Description of the task:
Leave out the pictures and transcribe the rest of the records exactly.

Data for processing:
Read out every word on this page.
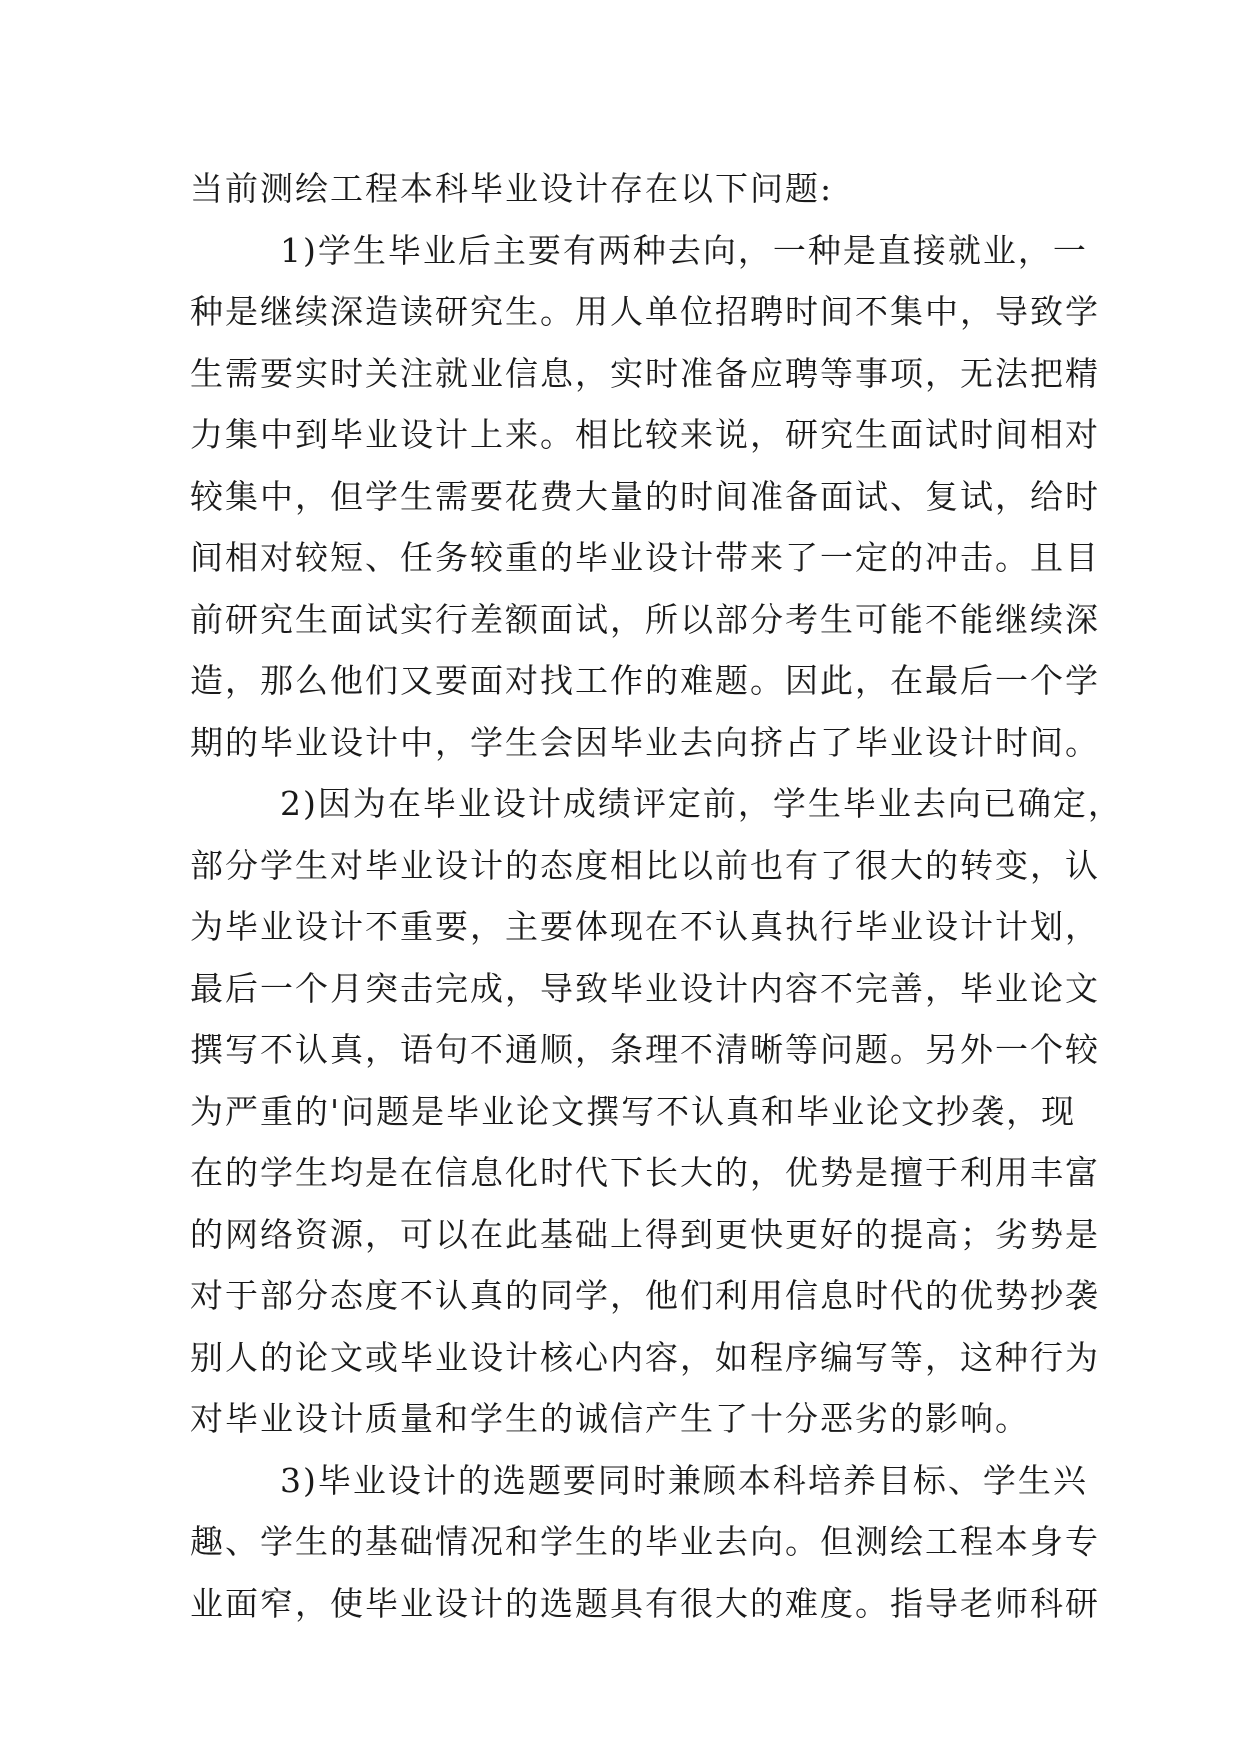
当前测绘工程本科毕业设计存在以下问题:
1)学生毕业后主要有两种去向，一种是直接就业，一
种是继续深造读研究生。用人单位招聘时间不集中，导致学
生需要实时关注就业信息，实时准备应聘等事项，无法把精
力集中到毕业设计上来。相比较来说，研究生面试时间相对
较集中，但学生需要花费大量的时间准备面试、复试，给时
间相对较短、任务较重的毕业设计带来了一定的冲击。且目
前研究生面试实行差额面试，所以部分考生可能不能继续深
造，那么他们又要面对找工作的难题。因此，在最后一个学
期的毕业设计中，学生会因毕业去向挤占了毕业设计时间。
2)因为在毕业设计成绩评定前，学生毕业去向已确定，
部分学生对毕业设计的态度相比以前也有了很大的转变，认
为毕业设计不重要，主要体现在不认真执行毕业设计计划，
最后一个月突击完成，导致毕业设计内容不完善，毕业论文
撰写不认真，语句不通顺，条理不清晰等问题。另外一个较
为严重的'问题是毕业论文撰写不认真和毕业论文抄袭，现
在的学生均是在信息化时代下长大的，优势是擅于利用丰富
的网络资源，可以在此基础上得到更快更好的提高；劣势是
对于部分态度不认真的同学，他们利用信息时代的优势抄袭
别人的论文或毕业设计核心内容，如程序编写等，这种行为
对毕业设计质量和学生的诚信产生了十分恶劣的影响。
3)毕业设计的选题要同时兼顾本科培养目标、学生兴
趣、学生的基础情况和学生的毕业去向。但测绘工程本身专
业面窄，使毕业设计的选题具有很大的难度。指导老师科研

Final result:
Read out every word on this page.
当前测绘工程本科毕业设计存在以下问题:
1)学生毕业后主要有两种去向，一种是直接就业，一
种是继续深造读研究生。用人单位招聘时间不集中，导致学
生需要实时关注就业信息，实时准备应聘等事项，无法把精
力集中到毕业设计上来。相比较来说，研究生面试时间相对
较集中，但学生需要花费大量的时间准备面试、复试，给时
间相对较短、任务较重的毕业设计带来了一定的冲击。且目
前研究生面试实行差额面试，所以部分考生可能不能继续深
造，那么他们又要面对找工作的难题。因此，在最后一个学
期的毕业设计中，学生会因毕业去向挤占了毕业设计时间。
2)因为在毕业设计成绩评定前，学生毕业去向已确定，
部分学生对毕业设计的态度相比以前也有了很大的转变，认
为毕业设计不重要，主要体现在不认真执行毕业设计计划，
最后一个月突击完成，导致毕业设计内容不完善，毕业论文
撰写不认真，语句不通顺，条理不清晰等问题。另外一个较
为严重的'问题是毕业论文撰写不认真和毕业论文抄袭，现
在的学生均是在信息化时代下长大的，优势是擅于利用丰富
的网络资源，可以在此基础上得到更快更好的提高；劣势是
对于部分态度不认真的同学，他们利用信息时代的优势抄袭
别人的论文或毕业设计核心内容，如程序编写等，这种行为
对毕业设计质量和学生的诚信产生了十分恶劣的影响。
3)毕业设计的选题要同时兼顾本科培养目标、学生兴
趣、学生的基础情况和学生的毕业去向。但测绘工程本身专
业面窄，使毕业设计的选题具有很大的难度。指导老师科研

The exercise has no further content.